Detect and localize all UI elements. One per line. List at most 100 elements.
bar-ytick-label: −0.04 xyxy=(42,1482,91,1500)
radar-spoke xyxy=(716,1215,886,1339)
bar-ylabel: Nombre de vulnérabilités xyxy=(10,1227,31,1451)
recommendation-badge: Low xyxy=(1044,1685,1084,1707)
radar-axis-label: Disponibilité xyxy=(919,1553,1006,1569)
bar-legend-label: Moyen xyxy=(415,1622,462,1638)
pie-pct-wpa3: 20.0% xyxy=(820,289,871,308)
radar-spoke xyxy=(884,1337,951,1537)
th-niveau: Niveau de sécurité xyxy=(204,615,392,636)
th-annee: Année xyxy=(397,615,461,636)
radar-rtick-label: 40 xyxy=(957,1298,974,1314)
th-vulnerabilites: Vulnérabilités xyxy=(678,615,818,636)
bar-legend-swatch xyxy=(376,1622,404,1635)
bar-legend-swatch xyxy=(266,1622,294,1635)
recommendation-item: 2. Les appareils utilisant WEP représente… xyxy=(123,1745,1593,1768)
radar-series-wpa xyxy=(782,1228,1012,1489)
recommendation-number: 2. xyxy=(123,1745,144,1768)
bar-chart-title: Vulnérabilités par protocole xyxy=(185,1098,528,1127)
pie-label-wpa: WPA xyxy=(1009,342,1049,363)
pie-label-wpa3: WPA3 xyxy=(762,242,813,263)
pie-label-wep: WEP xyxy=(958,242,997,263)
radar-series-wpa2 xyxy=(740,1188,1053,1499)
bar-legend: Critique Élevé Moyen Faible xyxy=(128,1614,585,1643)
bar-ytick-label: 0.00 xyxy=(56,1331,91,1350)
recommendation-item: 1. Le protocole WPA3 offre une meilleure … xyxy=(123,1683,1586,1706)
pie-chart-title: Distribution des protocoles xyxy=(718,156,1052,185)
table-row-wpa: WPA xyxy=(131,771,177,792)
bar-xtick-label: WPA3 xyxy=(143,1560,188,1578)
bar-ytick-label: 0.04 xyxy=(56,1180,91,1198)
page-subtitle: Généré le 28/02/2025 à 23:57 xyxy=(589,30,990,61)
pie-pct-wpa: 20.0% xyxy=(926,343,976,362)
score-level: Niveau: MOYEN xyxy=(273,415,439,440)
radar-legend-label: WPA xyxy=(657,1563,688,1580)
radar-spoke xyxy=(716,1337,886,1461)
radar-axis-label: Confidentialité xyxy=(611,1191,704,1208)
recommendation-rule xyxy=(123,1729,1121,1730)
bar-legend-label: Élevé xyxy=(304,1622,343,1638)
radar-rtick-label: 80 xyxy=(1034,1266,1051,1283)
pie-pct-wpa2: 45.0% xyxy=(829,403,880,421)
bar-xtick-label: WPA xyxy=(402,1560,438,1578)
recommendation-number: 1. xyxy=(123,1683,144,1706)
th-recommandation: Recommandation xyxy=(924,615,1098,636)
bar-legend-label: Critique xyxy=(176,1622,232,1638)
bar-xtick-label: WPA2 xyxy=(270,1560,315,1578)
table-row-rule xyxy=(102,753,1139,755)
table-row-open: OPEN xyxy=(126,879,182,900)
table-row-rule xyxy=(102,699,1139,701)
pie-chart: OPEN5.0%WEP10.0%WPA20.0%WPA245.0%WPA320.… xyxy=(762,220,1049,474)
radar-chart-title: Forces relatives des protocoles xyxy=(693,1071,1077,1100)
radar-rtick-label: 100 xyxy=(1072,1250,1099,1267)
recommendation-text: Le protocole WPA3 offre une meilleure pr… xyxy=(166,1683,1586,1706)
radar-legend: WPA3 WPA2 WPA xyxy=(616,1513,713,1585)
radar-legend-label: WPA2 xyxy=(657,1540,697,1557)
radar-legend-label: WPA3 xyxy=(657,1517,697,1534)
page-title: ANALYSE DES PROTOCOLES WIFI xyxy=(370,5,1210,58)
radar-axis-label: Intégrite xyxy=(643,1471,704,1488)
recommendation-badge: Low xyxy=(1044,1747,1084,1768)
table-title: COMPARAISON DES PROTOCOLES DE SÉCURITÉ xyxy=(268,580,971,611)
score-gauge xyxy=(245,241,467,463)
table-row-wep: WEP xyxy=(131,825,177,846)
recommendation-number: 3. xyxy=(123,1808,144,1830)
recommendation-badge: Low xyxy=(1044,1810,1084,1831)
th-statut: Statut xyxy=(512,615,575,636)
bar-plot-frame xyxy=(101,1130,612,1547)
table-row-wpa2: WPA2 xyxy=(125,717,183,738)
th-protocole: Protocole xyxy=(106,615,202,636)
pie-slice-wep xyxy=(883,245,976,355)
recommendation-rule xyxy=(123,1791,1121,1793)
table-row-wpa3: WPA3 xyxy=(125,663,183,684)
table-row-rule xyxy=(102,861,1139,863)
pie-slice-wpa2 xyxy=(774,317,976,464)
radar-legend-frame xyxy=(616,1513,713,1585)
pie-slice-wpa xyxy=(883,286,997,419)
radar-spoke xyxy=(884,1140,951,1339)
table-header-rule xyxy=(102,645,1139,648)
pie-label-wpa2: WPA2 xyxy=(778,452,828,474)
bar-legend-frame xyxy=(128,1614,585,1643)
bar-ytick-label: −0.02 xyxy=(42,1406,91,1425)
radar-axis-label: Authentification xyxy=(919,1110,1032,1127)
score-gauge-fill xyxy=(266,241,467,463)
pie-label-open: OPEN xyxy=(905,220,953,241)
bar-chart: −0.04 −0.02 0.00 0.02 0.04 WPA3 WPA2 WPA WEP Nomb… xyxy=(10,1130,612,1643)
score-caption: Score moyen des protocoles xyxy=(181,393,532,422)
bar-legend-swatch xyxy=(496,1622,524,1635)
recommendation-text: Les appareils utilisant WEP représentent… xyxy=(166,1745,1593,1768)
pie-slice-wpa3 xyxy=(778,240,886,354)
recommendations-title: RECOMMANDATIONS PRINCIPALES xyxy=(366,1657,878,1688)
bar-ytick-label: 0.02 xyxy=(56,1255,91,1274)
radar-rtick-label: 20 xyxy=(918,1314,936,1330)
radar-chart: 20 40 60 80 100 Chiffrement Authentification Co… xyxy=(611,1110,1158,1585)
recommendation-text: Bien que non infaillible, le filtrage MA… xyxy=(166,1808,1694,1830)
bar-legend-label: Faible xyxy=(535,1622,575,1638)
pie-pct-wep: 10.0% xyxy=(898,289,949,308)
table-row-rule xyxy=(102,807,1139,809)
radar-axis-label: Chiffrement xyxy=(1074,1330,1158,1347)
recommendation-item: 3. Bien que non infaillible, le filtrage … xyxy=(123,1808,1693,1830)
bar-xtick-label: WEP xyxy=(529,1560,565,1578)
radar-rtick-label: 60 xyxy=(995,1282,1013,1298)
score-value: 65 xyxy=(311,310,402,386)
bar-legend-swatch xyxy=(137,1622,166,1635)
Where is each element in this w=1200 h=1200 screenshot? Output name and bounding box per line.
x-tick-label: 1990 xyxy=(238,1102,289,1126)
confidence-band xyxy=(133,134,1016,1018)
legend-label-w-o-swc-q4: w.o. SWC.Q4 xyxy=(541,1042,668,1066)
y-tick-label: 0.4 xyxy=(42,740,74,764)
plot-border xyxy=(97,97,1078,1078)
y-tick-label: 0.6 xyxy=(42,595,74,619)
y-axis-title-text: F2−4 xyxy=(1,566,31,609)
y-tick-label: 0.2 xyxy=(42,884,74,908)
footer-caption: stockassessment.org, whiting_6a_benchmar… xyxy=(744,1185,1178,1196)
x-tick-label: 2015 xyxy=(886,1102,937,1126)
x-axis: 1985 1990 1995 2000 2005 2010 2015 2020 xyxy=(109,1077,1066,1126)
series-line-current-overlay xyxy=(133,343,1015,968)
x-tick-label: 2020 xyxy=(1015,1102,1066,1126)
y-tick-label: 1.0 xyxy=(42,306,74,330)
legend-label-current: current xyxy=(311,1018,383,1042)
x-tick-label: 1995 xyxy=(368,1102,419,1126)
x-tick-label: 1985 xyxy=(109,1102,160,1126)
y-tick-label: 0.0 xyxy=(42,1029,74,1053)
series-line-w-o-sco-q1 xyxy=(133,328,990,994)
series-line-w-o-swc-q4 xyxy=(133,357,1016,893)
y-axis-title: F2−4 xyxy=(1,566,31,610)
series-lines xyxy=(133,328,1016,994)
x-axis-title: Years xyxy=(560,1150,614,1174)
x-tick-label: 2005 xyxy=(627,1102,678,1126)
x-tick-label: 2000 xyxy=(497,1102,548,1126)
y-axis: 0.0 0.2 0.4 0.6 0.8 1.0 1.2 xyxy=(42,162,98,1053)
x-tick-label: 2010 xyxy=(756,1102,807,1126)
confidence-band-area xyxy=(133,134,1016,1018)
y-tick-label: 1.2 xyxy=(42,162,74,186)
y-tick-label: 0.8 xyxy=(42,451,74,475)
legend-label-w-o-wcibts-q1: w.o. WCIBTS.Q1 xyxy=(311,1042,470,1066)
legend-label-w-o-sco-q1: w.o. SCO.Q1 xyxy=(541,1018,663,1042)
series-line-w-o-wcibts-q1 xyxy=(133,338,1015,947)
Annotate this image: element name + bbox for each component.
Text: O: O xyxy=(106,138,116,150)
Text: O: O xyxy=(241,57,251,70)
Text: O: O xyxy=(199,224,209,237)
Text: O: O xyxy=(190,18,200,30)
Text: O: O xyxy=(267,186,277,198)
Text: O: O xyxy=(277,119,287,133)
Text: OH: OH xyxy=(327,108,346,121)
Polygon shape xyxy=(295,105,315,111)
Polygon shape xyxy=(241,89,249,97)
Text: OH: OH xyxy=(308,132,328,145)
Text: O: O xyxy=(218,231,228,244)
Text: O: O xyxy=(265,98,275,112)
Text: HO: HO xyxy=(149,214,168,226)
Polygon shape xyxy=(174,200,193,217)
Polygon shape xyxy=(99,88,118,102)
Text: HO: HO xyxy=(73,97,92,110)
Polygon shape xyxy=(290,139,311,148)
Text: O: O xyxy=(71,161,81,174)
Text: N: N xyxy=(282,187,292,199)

★ ★ ★ ★ ★

— Görev Tanımı —
Verilerin başından başlayıp "bar-legend-label: Critique xyxy=(176,1622,232,1638)" ifadesini içeren satırla biten bölümü tekrar yazın ve bu bölümde "radar-spoke" ifadesini "radar-line" olarak yeniden adlandırın. Geri kalan her şeyi değiştirmeden koruyun.

— Görev Yanıtı —
Detect and localize all UI elements. One per line. List at most 100 elements.
bar-ytick-label: −0.04 xyxy=(42,1482,91,1500)
radar-line xyxy=(716,1215,886,1339)
bar-ylabel: Nombre de vulnérabilités xyxy=(10,1227,31,1451)
recommendation-badge: Low xyxy=(1044,1685,1084,1707)
radar-axis-label: Disponibilité xyxy=(919,1553,1006,1569)
bar-legend-label: Moyen xyxy=(415,1622,462,1638)
pie-pct-wpa3: 20.0% xyxy=(820,289,871,308)
radar-line xyxy=(884,1337,951,1537)
th-niveau: Niveau de sécurité xyxy=(204,615,392,636)
th-annee: Année xyxy=(397,615,461,636)
radar-rtick-label: 40 xyxy=(957,1298,974,1314)
th-vulnerabilites: Vulnérabilités xyxy=(678,615,818,636)
bar-legend-swatch xyxy=(376,1622,404,1635)
bar-legend-swatch xyxy=(266,1622,294,1635)
recommendation-item: 2. Les appareils utilisant WEP représente… xyxy=(123,1745,1593,1768)
radar-series-wpa xyxy=(782,1228,1012,1489)
recommendation-number: 2. xyxy=(123,1745,144,1768)
bar-chart-title: Vulnérabilités par protocole xyxy=(185,1098,528,1127)
pie-label-wpa: WPA xyxy=(1009,342,1049,363)
pie-label-wpa3: WPA3 xyxy=(762,242,813,263)
pie-label-wep: WEP xyxy=(958,242,997,263)
radar-series-wpa2 xyxy=(740,1188,1053,1499)
bar-legend: Critique Élevé Moyen Faible xyxy=(128,1614,585,1643)
bar-ytick-label: 0.00 xyxy=(56,1331,91,1350)
recommendation-item: 1. Le protocole WPA3 offre une meilleure … xyxy=(123,1683,1586,1706)
pie-chart-title: Distribution des protocoles xyxy=(718,156,1052,185)
table-row-wpa: WPA xyxy=(131,771,177,792)
bar-xtick-label: WPA3 xyxy=(143,1560,188,1578)
bar-ytick-label: 0.04 xyxy=(56,1180,91,1198)
page-subtitle: Généré le 28/02/2025 à 23:57 xyxy=(589,30,990,61)
pie-pct-wpa: 20.0% xyxy=(926,343,976,362)
score-level: Niveau: MOYEN xyxy=(273,415,439,440)
radar-legend-label: WPA xyxy=(657,1563,688,1580)
radar-line xyxy=(716,1337,886,1461)
radar-axis-label: Confidentialité xyxy=(611,1191,704,1208)
recommendation-rule xyxy=(123,1729,1121,1730)
bar-legend-label: Élevé xyxy=(304,1622,343,1638)
radar-rtick-label: 80 xyxy=(1034,1266,1051,1283)
pie-pct-wpa2: 45.0% xyxy=(829,403,880,421)
bar-xtick-label: WPA xyxy=(402,1560,438,1578)
recommendation-number: 1. xyxy=(123,1683,144,1706)
th-recommandation: Recommandation xyxy=(924,615,1098,636)
bar-legend-label: Critique xyxy=(176,1622,232,1638)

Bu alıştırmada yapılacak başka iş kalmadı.